- SET PROBLEM
Extract all lines in the data that contain the word "evolução".

Extracted records
<<<<

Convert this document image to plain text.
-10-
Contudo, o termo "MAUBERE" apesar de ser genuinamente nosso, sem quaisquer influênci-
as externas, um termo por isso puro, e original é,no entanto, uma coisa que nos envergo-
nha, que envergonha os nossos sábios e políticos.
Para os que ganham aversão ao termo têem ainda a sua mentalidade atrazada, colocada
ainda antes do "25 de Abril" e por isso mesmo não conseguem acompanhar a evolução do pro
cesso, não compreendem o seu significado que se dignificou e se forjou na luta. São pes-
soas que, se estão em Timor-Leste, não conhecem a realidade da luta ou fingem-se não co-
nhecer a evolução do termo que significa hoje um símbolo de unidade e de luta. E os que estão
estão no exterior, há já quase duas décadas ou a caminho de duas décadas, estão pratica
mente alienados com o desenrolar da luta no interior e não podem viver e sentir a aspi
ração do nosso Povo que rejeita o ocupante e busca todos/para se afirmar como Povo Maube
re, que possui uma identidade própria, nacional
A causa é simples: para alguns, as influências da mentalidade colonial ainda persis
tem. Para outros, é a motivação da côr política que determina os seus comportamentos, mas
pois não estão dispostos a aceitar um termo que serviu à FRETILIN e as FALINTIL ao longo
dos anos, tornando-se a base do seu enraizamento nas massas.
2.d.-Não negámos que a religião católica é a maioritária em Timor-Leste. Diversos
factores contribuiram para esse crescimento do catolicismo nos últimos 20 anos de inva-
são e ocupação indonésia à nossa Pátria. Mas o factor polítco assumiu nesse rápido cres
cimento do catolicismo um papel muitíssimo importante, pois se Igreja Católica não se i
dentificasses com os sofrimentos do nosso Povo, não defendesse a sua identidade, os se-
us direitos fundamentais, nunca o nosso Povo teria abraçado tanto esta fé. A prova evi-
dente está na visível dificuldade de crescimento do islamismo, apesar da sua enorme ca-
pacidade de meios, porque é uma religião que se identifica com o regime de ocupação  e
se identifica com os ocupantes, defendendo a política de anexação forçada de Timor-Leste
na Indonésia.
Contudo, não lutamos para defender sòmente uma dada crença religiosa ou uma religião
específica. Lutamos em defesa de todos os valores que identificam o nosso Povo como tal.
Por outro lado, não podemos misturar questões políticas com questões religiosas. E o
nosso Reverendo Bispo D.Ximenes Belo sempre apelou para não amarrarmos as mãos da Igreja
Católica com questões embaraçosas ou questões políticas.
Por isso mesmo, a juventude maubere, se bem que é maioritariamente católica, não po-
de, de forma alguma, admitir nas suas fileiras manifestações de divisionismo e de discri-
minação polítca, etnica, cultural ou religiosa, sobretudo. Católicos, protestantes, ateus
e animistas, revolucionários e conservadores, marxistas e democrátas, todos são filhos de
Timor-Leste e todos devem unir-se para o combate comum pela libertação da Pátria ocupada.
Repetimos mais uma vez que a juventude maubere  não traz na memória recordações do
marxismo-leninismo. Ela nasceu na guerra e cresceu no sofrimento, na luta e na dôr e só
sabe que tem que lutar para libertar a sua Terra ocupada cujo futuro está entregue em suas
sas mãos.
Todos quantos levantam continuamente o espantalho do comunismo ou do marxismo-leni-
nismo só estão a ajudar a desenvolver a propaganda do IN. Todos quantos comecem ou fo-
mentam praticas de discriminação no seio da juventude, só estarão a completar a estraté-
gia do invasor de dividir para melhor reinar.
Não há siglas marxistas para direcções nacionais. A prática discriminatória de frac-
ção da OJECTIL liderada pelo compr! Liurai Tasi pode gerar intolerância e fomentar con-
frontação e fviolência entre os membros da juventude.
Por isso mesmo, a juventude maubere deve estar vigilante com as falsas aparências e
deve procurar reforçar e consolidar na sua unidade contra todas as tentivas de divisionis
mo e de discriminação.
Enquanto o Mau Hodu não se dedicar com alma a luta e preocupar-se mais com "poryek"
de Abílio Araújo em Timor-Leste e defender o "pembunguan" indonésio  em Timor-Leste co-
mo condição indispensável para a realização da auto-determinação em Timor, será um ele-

>>>>
<<<<

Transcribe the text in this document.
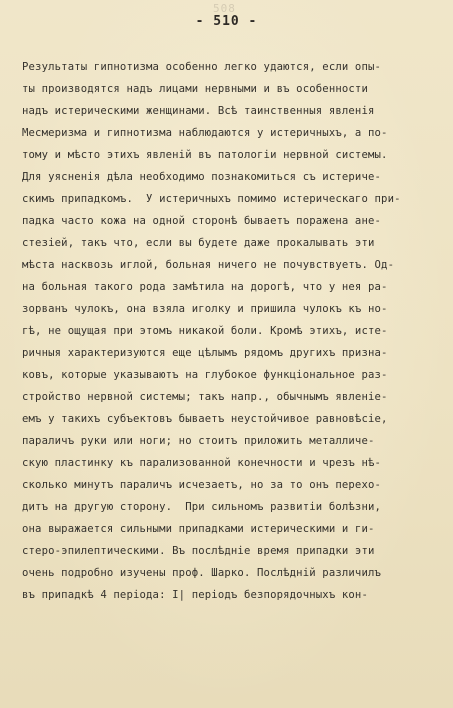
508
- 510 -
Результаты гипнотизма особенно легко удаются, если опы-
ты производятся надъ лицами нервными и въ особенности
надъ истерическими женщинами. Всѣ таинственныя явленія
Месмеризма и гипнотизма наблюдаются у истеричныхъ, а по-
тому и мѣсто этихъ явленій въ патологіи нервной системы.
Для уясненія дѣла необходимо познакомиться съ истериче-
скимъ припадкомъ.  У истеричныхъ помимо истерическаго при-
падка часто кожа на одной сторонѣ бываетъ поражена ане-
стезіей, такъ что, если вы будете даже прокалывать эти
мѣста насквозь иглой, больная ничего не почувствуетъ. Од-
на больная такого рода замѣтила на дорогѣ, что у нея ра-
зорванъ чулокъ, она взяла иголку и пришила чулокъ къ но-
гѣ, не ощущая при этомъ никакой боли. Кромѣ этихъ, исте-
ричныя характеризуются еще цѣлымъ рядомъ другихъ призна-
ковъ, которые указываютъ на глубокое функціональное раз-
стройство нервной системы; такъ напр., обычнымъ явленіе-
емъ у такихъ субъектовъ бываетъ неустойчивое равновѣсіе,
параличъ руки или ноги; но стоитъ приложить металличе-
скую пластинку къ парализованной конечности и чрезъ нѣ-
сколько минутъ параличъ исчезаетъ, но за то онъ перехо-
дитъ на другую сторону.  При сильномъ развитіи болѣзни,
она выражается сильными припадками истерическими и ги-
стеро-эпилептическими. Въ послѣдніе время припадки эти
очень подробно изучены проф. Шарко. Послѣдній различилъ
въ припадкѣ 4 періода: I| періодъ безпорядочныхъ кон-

>>>>

- RESPONSE
ainda antes do "25 de Abril" e por isso mesmo não conseguem acompanhar a evolução do pro
nhecer a evolução do termo que significa hoje um símbolo de unidade e de luta. E os que estão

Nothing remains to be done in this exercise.